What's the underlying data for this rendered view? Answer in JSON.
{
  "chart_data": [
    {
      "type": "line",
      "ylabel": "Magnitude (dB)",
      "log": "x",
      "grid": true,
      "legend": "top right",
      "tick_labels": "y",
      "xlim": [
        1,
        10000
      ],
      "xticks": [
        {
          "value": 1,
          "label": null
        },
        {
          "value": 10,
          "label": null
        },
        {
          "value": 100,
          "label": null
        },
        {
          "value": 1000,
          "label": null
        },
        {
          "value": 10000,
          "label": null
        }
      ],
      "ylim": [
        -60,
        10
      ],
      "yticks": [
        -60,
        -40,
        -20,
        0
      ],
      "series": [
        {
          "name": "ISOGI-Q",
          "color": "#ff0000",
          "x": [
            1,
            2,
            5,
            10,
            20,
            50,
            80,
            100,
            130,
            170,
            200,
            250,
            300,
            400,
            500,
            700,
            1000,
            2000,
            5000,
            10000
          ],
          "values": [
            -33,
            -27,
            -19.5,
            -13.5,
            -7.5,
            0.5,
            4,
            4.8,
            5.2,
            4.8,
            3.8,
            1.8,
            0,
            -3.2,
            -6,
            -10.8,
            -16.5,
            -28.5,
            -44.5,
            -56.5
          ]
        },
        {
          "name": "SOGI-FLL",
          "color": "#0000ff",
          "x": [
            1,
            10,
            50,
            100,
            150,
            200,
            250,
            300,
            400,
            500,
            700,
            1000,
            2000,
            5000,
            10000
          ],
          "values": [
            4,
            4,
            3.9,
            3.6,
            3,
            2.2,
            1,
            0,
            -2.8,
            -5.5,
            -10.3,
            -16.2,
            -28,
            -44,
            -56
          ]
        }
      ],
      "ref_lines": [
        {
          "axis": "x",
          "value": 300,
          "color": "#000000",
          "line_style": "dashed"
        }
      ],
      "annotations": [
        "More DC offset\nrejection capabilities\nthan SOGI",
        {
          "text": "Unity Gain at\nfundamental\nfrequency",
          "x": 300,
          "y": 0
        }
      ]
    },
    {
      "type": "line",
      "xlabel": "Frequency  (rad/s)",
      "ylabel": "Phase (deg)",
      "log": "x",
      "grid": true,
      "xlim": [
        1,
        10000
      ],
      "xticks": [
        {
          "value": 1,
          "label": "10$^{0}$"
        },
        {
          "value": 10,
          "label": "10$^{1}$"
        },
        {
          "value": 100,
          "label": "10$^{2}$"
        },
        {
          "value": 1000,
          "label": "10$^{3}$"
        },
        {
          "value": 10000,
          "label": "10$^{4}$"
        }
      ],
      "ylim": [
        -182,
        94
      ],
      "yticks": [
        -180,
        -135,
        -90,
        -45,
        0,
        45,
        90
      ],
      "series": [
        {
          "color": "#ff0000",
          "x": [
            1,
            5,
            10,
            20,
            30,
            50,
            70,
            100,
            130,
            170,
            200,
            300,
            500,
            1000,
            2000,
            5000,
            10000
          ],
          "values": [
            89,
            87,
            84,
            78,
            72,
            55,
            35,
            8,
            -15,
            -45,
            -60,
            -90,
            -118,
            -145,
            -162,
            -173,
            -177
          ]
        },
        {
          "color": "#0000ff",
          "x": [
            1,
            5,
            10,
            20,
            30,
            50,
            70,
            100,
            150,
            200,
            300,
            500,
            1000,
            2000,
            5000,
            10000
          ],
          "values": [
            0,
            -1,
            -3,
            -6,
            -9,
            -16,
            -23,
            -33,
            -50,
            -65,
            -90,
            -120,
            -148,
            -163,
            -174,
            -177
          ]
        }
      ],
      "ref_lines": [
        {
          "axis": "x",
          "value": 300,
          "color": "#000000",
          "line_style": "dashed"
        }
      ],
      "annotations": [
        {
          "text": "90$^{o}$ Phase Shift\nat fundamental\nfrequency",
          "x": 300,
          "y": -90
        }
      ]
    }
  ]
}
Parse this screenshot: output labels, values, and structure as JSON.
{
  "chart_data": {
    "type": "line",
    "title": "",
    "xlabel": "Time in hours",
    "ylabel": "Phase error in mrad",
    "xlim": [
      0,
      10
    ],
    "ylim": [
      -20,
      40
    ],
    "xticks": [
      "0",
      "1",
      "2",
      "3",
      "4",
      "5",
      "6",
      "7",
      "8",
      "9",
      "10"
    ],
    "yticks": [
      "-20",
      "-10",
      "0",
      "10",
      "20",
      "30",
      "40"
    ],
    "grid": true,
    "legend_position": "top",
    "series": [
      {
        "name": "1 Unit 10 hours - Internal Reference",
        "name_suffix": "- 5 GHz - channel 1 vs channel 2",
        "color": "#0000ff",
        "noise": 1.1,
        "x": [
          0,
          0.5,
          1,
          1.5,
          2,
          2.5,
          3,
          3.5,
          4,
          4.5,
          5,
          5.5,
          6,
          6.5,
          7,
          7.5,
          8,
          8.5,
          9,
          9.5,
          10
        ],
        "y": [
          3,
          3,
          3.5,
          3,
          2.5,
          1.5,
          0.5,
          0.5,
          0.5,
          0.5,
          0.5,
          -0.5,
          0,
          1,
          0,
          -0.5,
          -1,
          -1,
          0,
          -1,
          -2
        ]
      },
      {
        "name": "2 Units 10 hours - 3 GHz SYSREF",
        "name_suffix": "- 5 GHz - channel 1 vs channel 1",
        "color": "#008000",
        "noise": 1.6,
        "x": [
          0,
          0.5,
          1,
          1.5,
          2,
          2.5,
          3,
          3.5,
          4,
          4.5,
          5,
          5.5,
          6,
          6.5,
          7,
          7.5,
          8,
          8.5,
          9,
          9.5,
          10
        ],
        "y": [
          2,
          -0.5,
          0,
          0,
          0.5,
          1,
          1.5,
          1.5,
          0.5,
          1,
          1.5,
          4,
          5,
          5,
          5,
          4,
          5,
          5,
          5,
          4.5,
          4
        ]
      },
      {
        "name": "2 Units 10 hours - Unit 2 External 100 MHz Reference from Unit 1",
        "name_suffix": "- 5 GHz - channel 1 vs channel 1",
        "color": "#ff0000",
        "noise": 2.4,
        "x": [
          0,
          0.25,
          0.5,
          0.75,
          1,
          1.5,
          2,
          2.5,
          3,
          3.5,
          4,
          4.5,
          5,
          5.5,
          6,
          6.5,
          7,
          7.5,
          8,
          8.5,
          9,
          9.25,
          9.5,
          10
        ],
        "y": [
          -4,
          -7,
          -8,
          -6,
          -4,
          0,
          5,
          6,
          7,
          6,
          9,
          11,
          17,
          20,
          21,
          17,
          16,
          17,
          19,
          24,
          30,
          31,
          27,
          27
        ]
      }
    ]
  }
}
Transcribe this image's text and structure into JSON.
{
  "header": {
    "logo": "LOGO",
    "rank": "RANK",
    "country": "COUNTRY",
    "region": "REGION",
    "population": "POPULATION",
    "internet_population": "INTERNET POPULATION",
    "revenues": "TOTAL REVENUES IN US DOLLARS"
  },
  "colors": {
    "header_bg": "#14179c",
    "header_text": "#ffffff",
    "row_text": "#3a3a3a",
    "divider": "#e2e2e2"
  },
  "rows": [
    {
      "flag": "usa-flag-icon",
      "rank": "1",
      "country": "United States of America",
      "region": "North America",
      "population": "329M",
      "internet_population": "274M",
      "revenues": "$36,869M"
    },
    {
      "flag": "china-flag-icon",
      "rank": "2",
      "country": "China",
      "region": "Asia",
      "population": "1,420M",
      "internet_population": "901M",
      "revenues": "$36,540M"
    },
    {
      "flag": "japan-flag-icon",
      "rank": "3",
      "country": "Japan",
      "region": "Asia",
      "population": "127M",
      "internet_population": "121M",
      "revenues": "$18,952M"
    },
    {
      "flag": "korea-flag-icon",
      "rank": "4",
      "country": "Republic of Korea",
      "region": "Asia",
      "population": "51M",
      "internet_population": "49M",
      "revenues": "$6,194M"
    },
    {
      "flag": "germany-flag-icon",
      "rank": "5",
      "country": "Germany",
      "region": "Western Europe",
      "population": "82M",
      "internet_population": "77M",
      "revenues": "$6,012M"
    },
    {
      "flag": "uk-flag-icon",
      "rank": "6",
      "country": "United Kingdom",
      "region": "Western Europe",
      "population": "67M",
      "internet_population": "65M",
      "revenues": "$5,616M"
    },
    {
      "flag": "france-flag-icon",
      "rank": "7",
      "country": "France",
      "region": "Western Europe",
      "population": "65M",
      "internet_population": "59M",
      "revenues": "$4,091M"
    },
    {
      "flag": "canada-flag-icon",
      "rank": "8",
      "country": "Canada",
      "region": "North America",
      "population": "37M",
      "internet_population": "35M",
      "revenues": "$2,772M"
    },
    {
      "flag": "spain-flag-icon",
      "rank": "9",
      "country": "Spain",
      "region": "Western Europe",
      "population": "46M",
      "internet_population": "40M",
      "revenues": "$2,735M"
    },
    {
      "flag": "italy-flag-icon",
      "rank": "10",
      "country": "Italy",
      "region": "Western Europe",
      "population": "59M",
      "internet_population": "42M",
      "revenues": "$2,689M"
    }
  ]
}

**Stated exercise:** In the records above, how many lines hold the string "hours"? Reply with only the number.

**Output of the exercise:** 4